(Figure record extracts)
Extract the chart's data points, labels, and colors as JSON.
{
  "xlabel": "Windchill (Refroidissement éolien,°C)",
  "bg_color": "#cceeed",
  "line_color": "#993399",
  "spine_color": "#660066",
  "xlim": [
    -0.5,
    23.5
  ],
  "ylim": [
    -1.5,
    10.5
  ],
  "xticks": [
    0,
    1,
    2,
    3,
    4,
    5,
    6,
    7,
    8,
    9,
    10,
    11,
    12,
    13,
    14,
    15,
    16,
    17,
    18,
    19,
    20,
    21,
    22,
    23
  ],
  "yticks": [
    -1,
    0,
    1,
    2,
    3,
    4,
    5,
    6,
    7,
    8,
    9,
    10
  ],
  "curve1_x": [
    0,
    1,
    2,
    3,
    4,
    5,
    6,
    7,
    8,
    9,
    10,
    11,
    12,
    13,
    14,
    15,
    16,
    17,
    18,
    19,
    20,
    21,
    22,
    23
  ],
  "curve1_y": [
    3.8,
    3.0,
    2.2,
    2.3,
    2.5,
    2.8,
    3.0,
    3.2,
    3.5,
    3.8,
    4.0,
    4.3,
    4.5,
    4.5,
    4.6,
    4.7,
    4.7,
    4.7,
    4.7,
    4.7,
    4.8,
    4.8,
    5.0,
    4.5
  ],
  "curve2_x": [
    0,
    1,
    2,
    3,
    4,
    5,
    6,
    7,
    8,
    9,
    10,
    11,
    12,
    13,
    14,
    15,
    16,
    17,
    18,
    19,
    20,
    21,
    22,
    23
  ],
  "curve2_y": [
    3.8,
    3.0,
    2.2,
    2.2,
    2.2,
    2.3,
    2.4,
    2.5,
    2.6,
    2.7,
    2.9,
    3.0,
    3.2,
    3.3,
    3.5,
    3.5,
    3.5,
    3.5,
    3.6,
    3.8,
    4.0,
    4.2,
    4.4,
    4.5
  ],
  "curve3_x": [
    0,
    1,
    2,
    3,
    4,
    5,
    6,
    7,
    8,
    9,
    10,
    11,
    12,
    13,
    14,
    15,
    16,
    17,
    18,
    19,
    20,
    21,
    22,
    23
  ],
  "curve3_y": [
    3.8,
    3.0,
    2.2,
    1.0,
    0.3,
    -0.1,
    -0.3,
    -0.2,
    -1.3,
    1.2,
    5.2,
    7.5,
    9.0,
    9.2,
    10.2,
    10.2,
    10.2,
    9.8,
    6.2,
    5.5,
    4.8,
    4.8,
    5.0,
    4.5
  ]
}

▶ _TASK STATEMENT_: Quote the entire listing above exactly.

▶ _OUTPUT FOR THIS EXERCISE_:
Extract the chart's data points, labels, and colors as JSON.
{
  "xlabel": "Windchill (Refroidissement éolien,°C)",
  "bg_color": "#cceeed",
  "line_color": "#993399",
  "spine_color": "#660066",
  "xlim": [
    -0.5,
    23.5
  ],
  "ylim": [
    -1.5,
    10.5
  ],
  "xticks": [
    0,
    1,
    2,
    3,
    4,
    5,
    6,
    7,
    8,
    9,
    10,
    11,
    12,
    13,
    14,
    15,
    16,
    17,
    18,
    19,
    20,
    21,
    22,
    23
  ],
  "yticks": [
    -1,
    0,
    1,
    2,
    3,
    4,
    5,
    6,
    7,
    8,
    9,
    10
  ],
  "curve1_x": [
    0,
    1,
    2,
    3,
    4,
    5,
    6,
    7,
    8,
    9,
    10,
    11,
    12,
    13,
    14,
    15,
    16,
    17,
    18,
    19,
    20,
    21,
    22,
    23
  ],
  "curve1_y": [
    3.8,
    3.0,
    2.2,
    2.3,
    2.5,
    2.8,
    3.0,
    3.2,
    3.5,
    3.8,
    4.0,
    4.3,
    4.5,
    4.5,
    4.6,
    4.7,
    4.7,
    4.7,
    4.7,
    4.7,
    4.8,
    4.8,
    5.0,
    4.5
  ],
  "curve2_x": [
    0,
    1,
    2,
    3,
    4,
    5,
    6,
    7,
    8,
    9,
    10,
    11,
    12,
    13,
    14,
    15,
    16,
    17,
    18,
    19,
    20,
    21,
    22,
    23
  ],
  "curve2_y": [
    3.8,
    3.0,
    2.2,
    2.2,
    2.2,
    2.3,
    2.4,
    2.5,
    2.6,
    2.7,
    2.9,
    3.0,
    3.2,
    3.3,
    3.5,
    3.5,
    3.5,
    3.5,
    3.6,
    3.8,
    4.0,
    4.2,
    4.4,
    4.5
  ],
  "curve3_x": [
    0,
    1,
    2,
    3,
    4,
    5,
    6,
    7,
    8,
    9,
    10,
    11,
    12,
    13,
    14,
    15,
    16,
    17,
    18,
    19,
    20,
    21,
    22,
    23
  ],
  "curve3_y": [
    3.8,
    3.0,
    2.2,
    1.0,
    0.3,
    -0.1,
    -0.3,
    -0.2,
    -1.3,
    1.2,
    5.2,
    7.5,
    9.0,
    9.2,
    10.2,
    10.2,
    10.2,
    9.8,
    6.2,
    5.5,
    4.8,
    4.8,
    5.0,
    4.5
  ]
}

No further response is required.